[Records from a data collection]

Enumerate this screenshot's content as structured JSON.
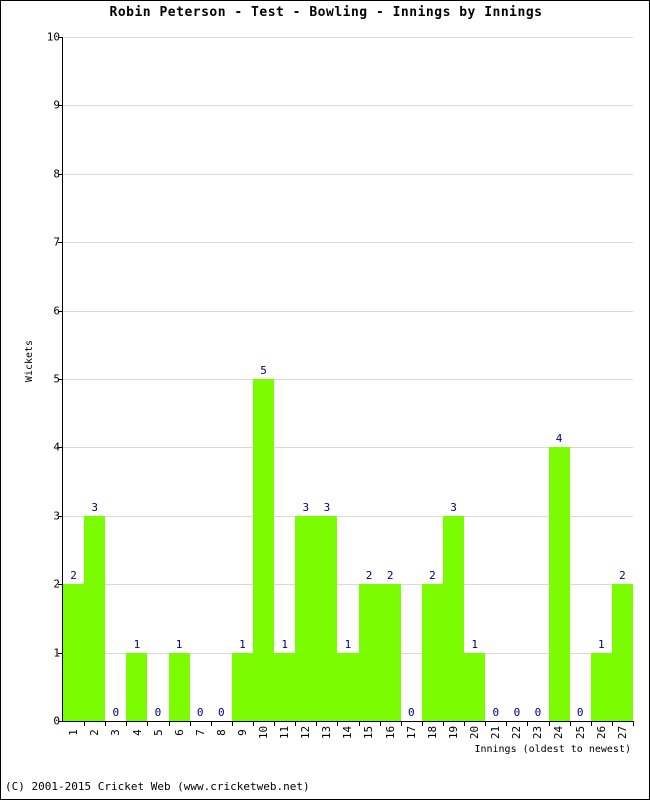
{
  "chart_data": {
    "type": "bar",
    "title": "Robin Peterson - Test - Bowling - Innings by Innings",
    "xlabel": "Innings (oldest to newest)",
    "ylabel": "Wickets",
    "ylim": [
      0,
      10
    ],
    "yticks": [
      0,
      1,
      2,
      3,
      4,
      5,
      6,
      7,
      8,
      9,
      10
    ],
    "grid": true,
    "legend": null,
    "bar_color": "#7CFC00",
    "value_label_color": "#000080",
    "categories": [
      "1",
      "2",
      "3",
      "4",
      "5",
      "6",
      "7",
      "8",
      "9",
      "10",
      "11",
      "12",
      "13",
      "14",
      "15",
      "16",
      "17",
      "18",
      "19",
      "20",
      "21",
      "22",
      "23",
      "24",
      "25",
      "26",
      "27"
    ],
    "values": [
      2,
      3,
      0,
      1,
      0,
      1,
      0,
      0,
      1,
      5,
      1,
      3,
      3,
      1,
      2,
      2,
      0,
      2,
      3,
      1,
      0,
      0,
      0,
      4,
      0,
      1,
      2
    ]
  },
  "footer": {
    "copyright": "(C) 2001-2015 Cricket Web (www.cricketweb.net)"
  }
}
==
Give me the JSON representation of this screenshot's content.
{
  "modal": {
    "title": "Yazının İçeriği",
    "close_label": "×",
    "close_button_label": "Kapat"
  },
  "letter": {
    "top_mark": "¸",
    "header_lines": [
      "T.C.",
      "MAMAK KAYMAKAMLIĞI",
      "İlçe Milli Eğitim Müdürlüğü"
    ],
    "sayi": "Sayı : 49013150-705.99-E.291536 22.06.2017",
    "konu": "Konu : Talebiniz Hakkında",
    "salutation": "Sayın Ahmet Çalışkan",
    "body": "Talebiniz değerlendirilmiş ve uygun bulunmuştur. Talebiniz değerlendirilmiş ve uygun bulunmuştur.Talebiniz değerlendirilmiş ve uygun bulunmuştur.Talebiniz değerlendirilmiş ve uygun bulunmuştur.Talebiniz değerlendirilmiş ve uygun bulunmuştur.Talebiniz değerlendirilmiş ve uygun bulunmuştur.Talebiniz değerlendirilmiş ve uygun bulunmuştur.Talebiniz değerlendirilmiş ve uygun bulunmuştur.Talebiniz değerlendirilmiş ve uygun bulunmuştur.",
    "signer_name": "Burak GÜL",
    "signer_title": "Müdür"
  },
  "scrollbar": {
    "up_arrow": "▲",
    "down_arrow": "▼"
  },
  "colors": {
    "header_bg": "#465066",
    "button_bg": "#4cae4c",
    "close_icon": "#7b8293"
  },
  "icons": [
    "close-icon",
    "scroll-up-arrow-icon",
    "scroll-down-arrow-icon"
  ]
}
...
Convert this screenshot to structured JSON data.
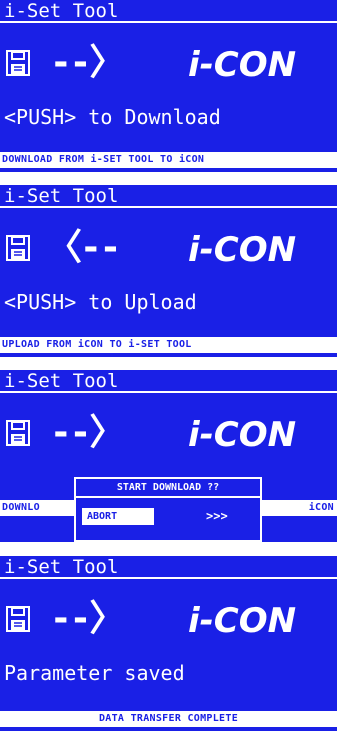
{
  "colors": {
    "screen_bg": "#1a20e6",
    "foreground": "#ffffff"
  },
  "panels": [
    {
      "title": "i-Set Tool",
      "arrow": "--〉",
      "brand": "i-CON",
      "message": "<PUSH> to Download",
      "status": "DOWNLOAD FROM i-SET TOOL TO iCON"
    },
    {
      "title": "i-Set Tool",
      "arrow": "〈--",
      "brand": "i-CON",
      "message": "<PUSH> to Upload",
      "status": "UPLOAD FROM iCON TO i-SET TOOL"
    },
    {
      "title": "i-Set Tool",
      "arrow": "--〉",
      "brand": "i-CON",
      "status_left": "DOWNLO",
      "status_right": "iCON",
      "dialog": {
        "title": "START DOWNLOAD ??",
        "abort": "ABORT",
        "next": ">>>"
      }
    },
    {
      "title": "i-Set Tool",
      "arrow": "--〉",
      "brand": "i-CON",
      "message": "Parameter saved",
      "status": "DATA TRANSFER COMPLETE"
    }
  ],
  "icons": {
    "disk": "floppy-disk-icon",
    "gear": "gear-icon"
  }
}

What to produce: Of the lines in the material, how many contain the word "screenshot"? Reply with the number and nothing else.

Task output: 3